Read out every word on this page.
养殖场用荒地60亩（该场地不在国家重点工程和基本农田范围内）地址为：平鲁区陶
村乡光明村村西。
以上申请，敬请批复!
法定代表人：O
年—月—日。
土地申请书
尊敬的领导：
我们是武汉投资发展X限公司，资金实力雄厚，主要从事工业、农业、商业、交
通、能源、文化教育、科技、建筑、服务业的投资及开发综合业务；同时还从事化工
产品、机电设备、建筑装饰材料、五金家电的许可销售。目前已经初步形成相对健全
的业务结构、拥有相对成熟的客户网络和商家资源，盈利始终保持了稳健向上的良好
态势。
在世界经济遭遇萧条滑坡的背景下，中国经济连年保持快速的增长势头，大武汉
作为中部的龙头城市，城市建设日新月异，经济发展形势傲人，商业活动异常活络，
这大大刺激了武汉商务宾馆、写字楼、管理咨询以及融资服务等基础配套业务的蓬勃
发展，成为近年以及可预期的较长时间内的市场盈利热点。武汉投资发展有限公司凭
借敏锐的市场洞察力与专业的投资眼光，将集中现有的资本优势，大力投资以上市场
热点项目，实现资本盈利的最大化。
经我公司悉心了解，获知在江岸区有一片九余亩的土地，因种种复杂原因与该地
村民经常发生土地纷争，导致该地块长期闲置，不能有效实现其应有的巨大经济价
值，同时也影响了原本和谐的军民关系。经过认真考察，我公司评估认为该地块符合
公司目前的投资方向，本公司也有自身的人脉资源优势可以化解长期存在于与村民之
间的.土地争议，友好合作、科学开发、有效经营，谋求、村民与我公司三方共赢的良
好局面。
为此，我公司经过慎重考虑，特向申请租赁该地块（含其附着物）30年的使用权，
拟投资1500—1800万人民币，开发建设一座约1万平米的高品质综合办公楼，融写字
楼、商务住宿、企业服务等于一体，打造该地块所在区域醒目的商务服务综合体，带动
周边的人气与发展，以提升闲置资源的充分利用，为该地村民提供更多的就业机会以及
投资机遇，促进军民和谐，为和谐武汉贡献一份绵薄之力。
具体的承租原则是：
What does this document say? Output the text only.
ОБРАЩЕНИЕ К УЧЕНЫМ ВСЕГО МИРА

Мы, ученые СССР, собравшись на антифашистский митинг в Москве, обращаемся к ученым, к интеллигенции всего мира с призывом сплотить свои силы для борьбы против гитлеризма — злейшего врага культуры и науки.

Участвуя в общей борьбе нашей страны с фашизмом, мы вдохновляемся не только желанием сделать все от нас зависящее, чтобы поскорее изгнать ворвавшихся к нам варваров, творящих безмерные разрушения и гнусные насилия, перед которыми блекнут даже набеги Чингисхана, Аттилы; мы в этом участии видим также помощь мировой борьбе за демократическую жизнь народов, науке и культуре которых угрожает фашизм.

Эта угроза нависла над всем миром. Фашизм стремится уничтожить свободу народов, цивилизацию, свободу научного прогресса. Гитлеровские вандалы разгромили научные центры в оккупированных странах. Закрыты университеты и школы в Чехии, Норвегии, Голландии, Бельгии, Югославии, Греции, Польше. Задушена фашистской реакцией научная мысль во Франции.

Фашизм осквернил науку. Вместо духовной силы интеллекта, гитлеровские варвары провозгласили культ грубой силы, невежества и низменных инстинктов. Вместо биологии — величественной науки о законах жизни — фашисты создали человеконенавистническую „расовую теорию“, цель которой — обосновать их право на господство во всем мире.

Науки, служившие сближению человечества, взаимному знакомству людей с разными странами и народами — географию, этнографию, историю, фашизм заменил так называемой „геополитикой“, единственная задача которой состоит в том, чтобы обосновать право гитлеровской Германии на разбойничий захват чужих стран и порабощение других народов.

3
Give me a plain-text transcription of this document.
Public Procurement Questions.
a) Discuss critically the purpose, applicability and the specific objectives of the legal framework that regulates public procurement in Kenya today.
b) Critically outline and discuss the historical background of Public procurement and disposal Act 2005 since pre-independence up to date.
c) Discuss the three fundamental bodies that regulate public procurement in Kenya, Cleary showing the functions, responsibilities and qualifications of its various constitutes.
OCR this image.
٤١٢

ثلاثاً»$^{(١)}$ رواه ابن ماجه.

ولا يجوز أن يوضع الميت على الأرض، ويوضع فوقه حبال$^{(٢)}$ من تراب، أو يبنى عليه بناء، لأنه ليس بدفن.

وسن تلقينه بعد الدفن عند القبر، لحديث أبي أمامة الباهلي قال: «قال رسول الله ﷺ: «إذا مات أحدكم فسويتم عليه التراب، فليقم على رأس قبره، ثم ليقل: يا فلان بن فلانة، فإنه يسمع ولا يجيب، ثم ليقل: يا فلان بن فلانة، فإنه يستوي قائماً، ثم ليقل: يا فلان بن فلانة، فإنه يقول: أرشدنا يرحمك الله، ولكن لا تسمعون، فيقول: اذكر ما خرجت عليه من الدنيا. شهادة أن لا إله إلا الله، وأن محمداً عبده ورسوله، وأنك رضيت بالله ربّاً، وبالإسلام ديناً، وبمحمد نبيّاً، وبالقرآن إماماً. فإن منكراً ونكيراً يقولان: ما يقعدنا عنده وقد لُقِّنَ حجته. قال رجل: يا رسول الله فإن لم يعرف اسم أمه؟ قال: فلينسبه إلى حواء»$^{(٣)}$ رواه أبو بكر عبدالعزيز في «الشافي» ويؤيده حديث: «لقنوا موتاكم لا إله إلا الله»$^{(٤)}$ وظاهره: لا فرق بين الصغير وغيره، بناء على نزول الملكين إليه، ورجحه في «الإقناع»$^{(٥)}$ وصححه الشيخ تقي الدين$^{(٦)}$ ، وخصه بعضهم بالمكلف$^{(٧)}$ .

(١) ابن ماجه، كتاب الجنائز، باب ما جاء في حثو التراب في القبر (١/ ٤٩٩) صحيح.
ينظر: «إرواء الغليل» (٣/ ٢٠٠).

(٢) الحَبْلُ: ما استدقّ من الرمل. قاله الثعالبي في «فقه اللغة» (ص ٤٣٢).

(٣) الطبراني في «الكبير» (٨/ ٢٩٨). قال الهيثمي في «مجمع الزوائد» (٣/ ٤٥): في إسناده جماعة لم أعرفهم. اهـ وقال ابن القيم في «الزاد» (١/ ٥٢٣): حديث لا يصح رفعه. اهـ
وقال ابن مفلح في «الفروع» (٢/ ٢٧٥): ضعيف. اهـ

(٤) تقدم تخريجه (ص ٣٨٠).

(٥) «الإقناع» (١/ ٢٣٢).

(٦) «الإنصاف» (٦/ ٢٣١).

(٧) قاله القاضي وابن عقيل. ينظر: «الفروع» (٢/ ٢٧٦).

**Directions**
Above are some records. Print them all exactly.

**Reply to the task**
Read out every word on this page.
养殖场用荒地60亩（该场地不在国家重点工程和基本农田范围内）地址为：平鲁区陶
村乡光明村村西。
以上申请，敬请批复!
法定代表人：O
年—月—日。
土地申请书
尊敬的领导：
我们是武汉投资发展X限公司，资金实力雄厚，主要从事工业、农业、商业、交
通、能源、文化教育、科技、建筑、服务业的投资及开发综合业务；同时还从事化工
产品、机电设备、建筑装饰材料、五金家电的许可销售。目前已经初步形成相对健全
的业务结构、拥有相对成熟的客户网络和商家资源，盈利始终保持了稳健向上的良好
态势。
在世界经济遭遇萧条滑坡的背景下，中国经济连年保持快速的增长势头，大武汉
作为中部的龙头城市，城市建设日新月异，经济发展形势傲人，商业活动异常活络，
这大大刺激了武汉商务宾馆、写字楼、管理咨询以及融资服务等基础配套业务的蓬勃
发展，成为近年以及可预期的较长时间内的市场盈利热点。武汉投资发展有限公司凭
借敏锐的市场洞察力与专业的投资眼光，将集中现有的资本优势，大力投资以上市场
热点项目，实现资本盈利的最大化。
经我公司悉心了解，获知在江岸区有一片九余亩的土地，因种种复杂原因与该地
村民经常发生土地纷争，导致该地块长期闲置，不能有效实现其应有的巨大经济价
值，同时也影响了原本和谐的军民关系。经过认真考察，我公司评估认为该地块符合
公司目前的投资方向，本公司也有自身的人脉资源优势可以化解长期存在于与村民之
间的.土地争议，友好合作、科学开发、有效经营，谋求、村民与我公司三方共赢的良
好局面。
为此，我公司经过慎重考虑，特向申请租赁该地块（含其附着物）30年的使用权，
拟投资1500—1800万人民币，开发建设一座约1万平米的高品质综合办公楼，融写字
楼、商务住宿、企业服务等于一体，打造该地块所在区域醒目的商务服务综合体，带动
周边的人气与发展，以提升闲置资源的充分利用，为该地村民提供更多的就业机会以及
投资机遇，促进军民和谐，为和谐武汉贡献一份绵薄之力。
具体的承租原则是：
What does this document say? Output the text only.
ОБРАЩЕНИЕ К УЧЕНЫМ ВСЕГО МИРА

Мы, ученые СССР, собравшись на антифашистский митинг в Москве, обращаемся к ученым, к интеллигенции всего мира с призывом сплотить свои силы для борьбы против гитлеризма — злейшего врага культуры и науки.

Участвуя в общей борьбе нашей страны с фашизмом, мы вдохновляемся не только желанием сделать все от нас зависящее, чтобы поскорее изгнать ворвавшихся к нам варваров, творящих безмерные разрушения и гнусные насилия, перед которыми блекнут даже набеги Чингисхана, Аттилы; мы в этом участии видим также помощь мировой борьбе за демократическую жизнь народов, науке и культуре которых угрожает фашизм.

Эта угроза нависла над всем миром. Фашизм стремится уничтожить свободу народов, цивилизацию, свободу научного прогресса. Гитлеровские вандалы разгромили научные центры в оккупированных странах. Закрыты университеты и школы в Чехии, Норвегии, Голландии, Бельгии, Югославии, Греции, Польше. Задушена фашистской реакцией научная мысль во Франции.

Фашизм осквернил науку. Вместо духовной силы интеллекта, гитлеровские варвары провозгласили культ грубой силы, невежества и низменных инстинктов. Вместо биологии — величественной науки о законах жизни — фашисты создали человеконенавистническую „расовую теорию“, цель которой — обосновать их право на господство во всем мире.

Науки, служившие сближению человечества, взаимному знакомству людей с разными странами и народами — географию, этнографию, историю, фашизм заменил так называемой „геополитикой“, единственная задача которой состоит в том, чтобы обосновать право гитлеровской Германии на разбойничий захват чужих стран и порабощение других народов.

3
Give me a plain-text transcription of this document.
Public Procurement Questions.
a) Discuss critically the purpose, applicability and the specific objectives of the legal framework that regulates public procurement in Kenya today.
b) Critically outline and discuss the historical background of Public procurement and disposal Act 2005 since pre-independence up to date.
c) Discuss the three fundamental bodies that regulate public procurement in Kenya, Cleary showing the functions, responsibilities and qualifications of its various constitutes.
OCR this image.
٤١٢

ثلاثاً»$^{(١)}$ رواه ابن ماجه.

ولا يجوز أن يوضع الميت على الأرض، ويوضع فوقه حبال$^{(٢)}$ من تراب، أو يبنى عليه بناء، لأنه ليس بدفن.

وسن تلقينه بعد الدفن عند القبر، لحديث أبي أمامة الباهلي قال: «قال رسول الله ﷺ: «إذا مات أحدكم فسويتم عليه التراب، فليقم على رأس قبره، ثم ليقل: يا فلان بن فلانة، فإنه يسمع ولا يجيب، ثم ليقل: يا فلان بن فلانة، فإنه يستوي قائماً، ثم ليقل: يا فلان بن فلانة، فإنه يقول: أرشدنا يرحمك الله، ولكن لا تسمعون، فيقول: اذكر ما خرجت عليه من الدنيا. شهادة أن لا إله إلا الله، وأن محمداً عبده ورسوله، وأنك رضيت بالله ربّاً، وبالإسلام ديناً، وبمحمد نبيّاً، وبالقرآن إماماً. فإن منكراً ونكيراً يقولان: ما يقعدنا عنده وقد لُقِّنَ حجته. قال رجل: يا رسول الله فإن لم يعرف اسم أمه؟ قال: فلينسبه إلى حواء»$^{(٣)}$ رواه أبو بكر عبدالعزيز في «الشافي» ويؤيده حديث: «لقنوا موتاكم لا إله إلا الله»$^{(٤)}$ وظاهره: لا فرق بين الصغير وغيره، بناء على نزول الملكين إليه، ورجحه في «الإقناع»$^{(٥)}$ وصححه الشيخ تقي الدين$^{(٦)}$ ، وخصه بعضهم بالمكلف$^{(٧)}$ .

(١) ابن ماجه، كتاب الجنائز، باب ما جاء في حثو التراب في القبر (١/ ٤٩٩) صحيح.
ينظر: «إرواء الغليل» (٣/ ٢٠٠).

(٢) الحَبْلُ: ما استدقّ من الرمل. قاله الثعالبي في «فقه اللغة» (ص ٤٣٢).

(٣) الطبراني في «الكبير» (٨/ ٢٩٨). قال الهيثمي في «مجمع الزوائد» (٣/ ٤٥): في إسناده جماعة لم أعرفهم. اهـ وقال ابن القيم في «الزاد» (١/ ٥٢٣): حديث لا يصح رفعه. اهـ
وقال ابن مفلح في «الفروع» (٢/ ٢٧٥): ضعيف. اهـ

(٤) تقدم تخريجه (ص ٣٨٠).

(٥) «الإقناع» (١/ ٢٣٢).

(٦) «الإنصاف» (٦/ ٢٣١).

(٧) قاله القاضي وابن عقيل. ينظر: «الفروع» (٢/ ٢٧٦).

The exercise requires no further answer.